_Problem to work on_:
Would it be possible to write out each entry below exactly, without the pictures?

═════ Provided records ═════

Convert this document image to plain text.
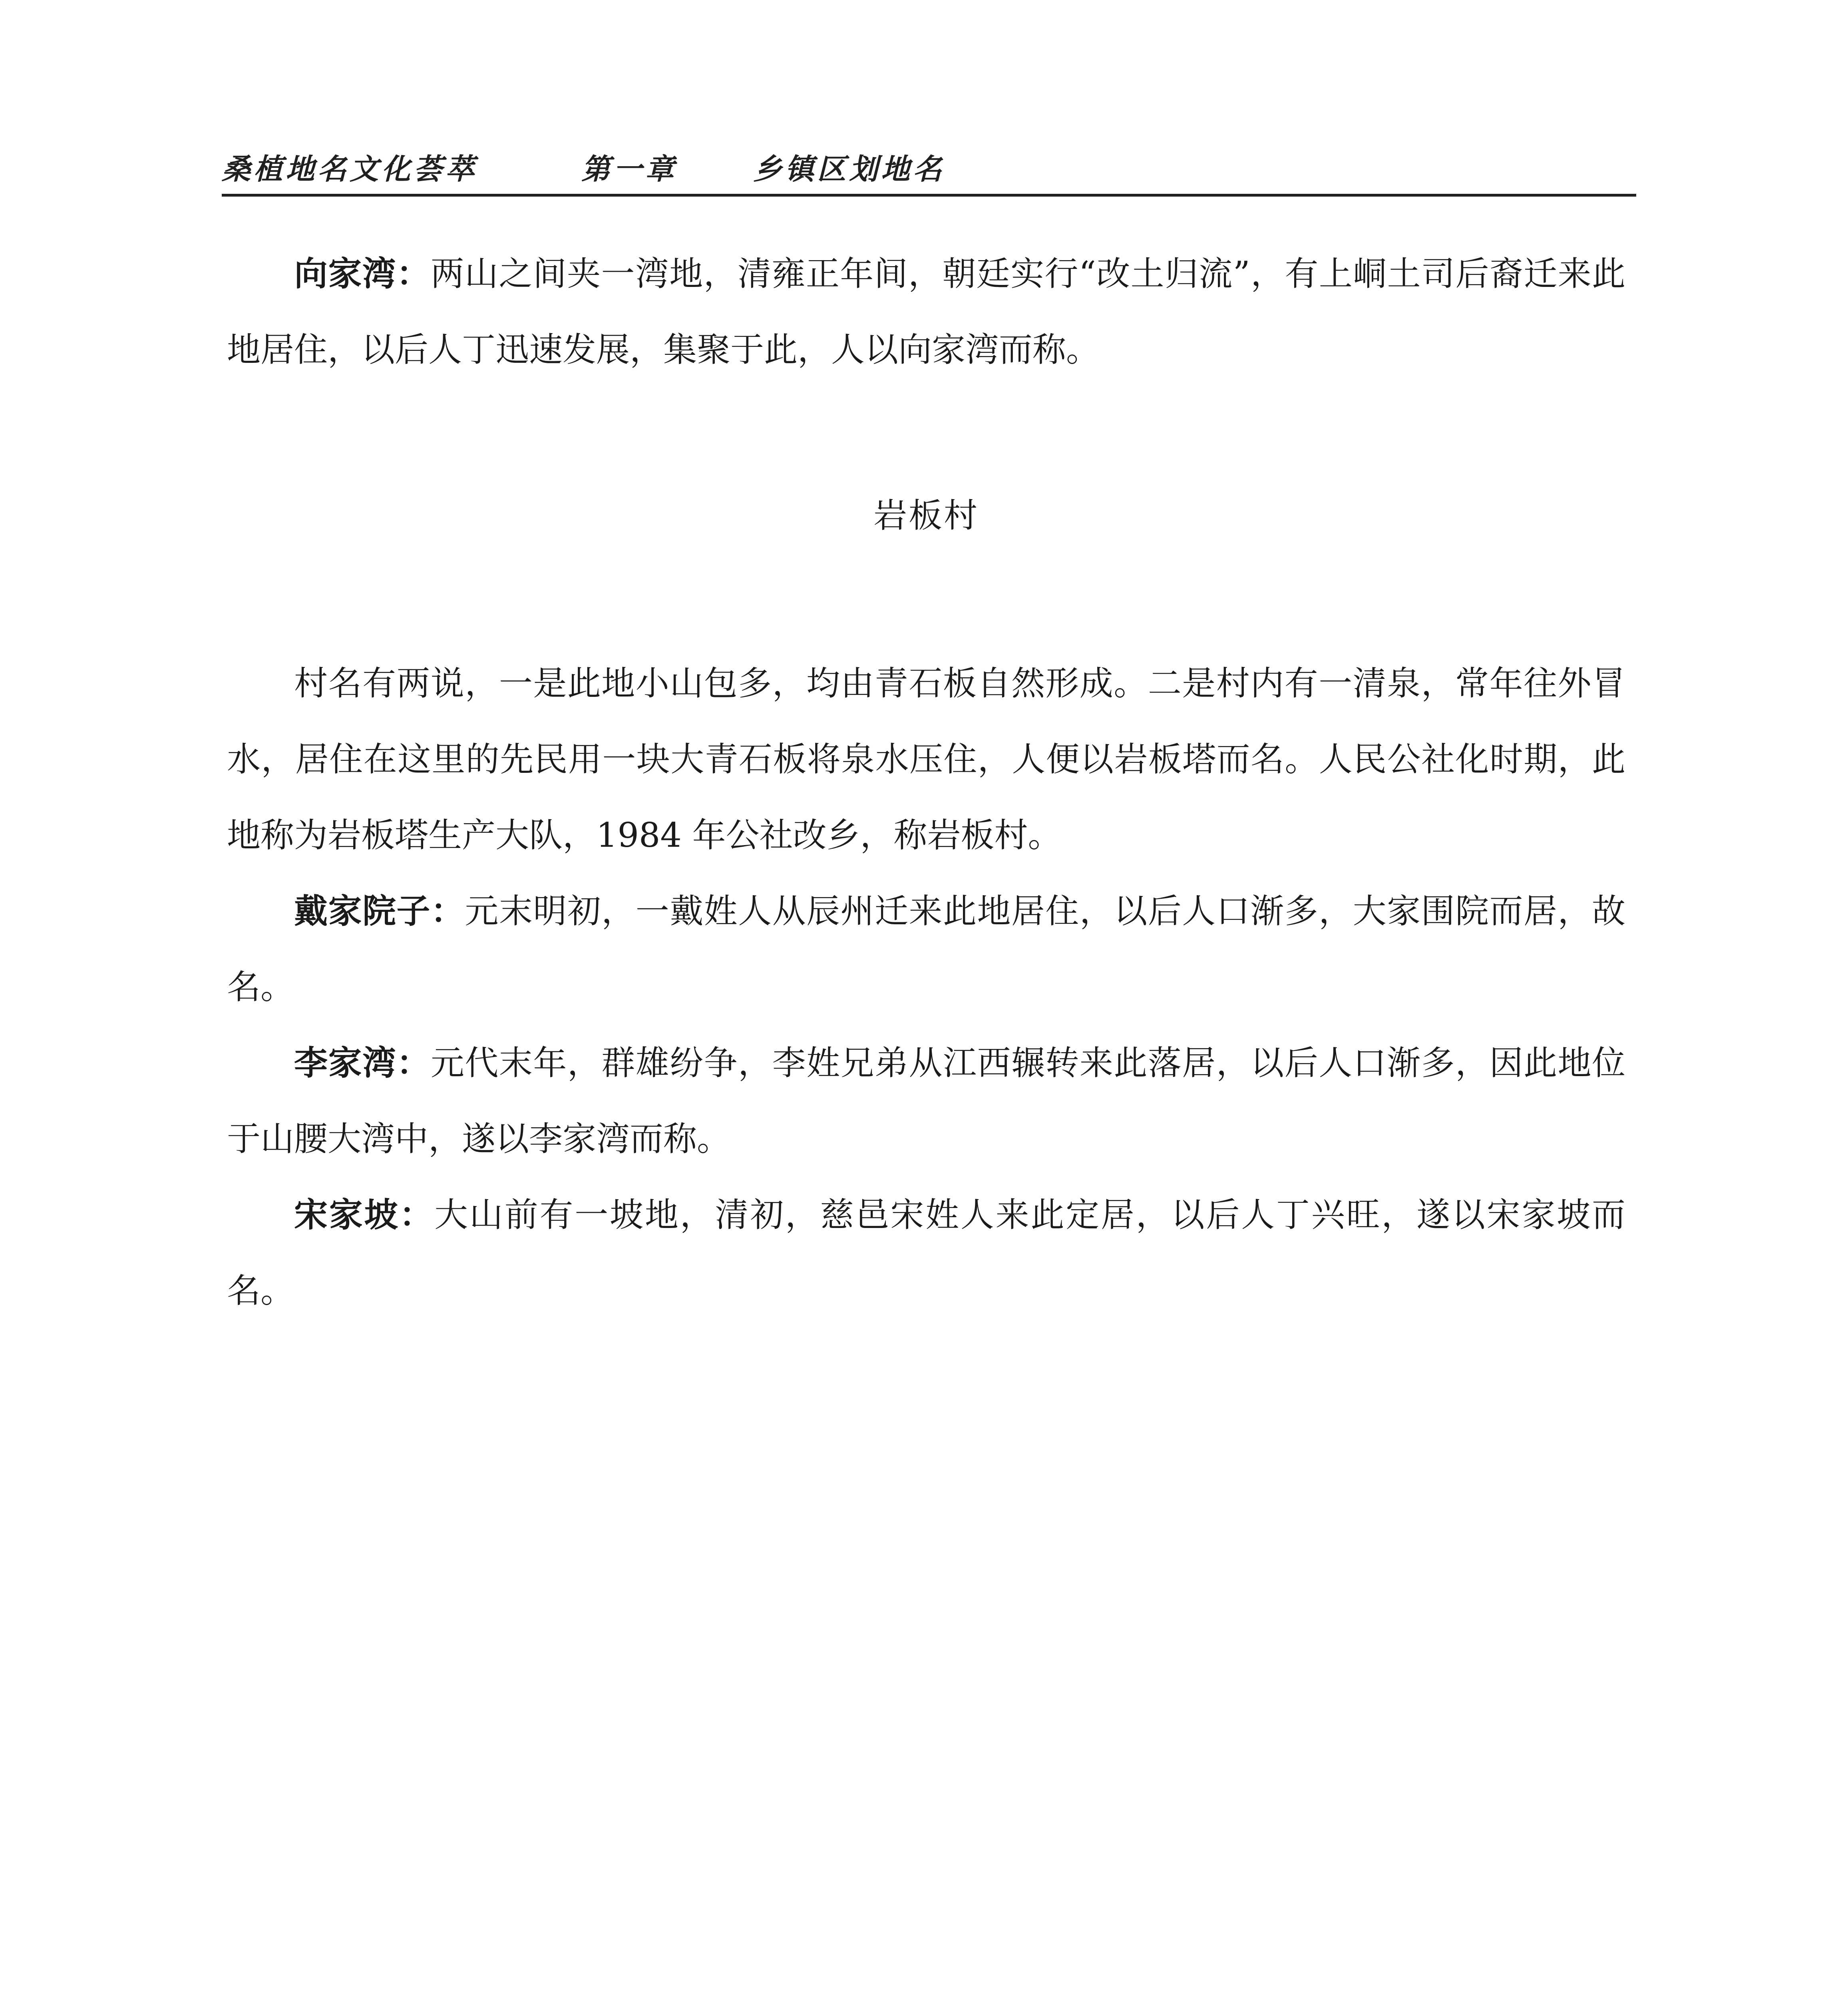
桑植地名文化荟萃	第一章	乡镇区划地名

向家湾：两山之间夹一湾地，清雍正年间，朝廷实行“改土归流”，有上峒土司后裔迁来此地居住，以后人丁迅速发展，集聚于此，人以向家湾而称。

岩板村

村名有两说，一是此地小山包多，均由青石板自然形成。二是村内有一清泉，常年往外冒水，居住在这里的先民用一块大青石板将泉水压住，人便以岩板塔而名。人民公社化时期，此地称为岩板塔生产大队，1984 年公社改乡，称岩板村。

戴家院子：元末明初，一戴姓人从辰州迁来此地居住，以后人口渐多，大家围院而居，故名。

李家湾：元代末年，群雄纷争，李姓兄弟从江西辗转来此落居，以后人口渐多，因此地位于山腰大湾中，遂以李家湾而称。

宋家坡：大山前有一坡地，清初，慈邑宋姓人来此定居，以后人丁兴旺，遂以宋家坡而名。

═════

_Answer_:
Convert this document image to plain text.
桑植地名文化荟萃	第一章	乡镇区划地名

向家湾：两山之间夹一湾地，清雍正年间，朝廷实行“改土归流”，有上峒土司后裔迁来此地居住，以后人丁迅速发展，集聚于此，人以向家湾而称。

岩板村

村名有两说，一是此地小山包多，均由青石板自然形成。二是村内有一清泉，常年往外冒水，居住在这里的先民用一块大青石板将泉水压住，人便以岩板塔而名。人民公社化时期，此地称为岩板塔生产大队，1984 年公社改乡，称岩板村。

戴家院子：元末明初，一戴姓人从辰州迁来此地居住，以后人口渐多，大家围院而居，故名。

李家湾：元代末年，群雄纷争，李姓兄弟从江西辗转来此落居，以后人口渐多，因此地位于山腰大湾中，遂以李家湾而称。

宋家坡：大山前有一坡地，清初，慈邑宋姓人来此定居，以后人丁兴旺，遂以宋家坡而名。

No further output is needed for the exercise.